Determine the number of lines containing the word "SNACK", and state that figure alone.

■ ■ ■ ■

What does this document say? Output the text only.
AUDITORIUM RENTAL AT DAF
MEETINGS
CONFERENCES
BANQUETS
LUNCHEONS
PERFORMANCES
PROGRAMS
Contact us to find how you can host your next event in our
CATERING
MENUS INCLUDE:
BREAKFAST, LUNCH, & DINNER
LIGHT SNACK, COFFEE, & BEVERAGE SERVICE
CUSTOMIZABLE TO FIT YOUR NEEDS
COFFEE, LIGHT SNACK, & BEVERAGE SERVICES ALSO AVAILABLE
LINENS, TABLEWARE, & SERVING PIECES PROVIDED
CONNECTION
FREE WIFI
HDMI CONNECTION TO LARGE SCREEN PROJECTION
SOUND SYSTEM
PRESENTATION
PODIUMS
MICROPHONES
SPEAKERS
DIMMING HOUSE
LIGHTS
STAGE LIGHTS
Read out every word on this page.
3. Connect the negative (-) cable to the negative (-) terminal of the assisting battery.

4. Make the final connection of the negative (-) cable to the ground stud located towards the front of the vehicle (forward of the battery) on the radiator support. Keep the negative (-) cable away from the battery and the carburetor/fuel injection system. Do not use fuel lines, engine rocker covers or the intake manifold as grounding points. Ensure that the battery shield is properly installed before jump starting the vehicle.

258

■ ■ ■ ■

◆ TASK SOLUTION ◆
2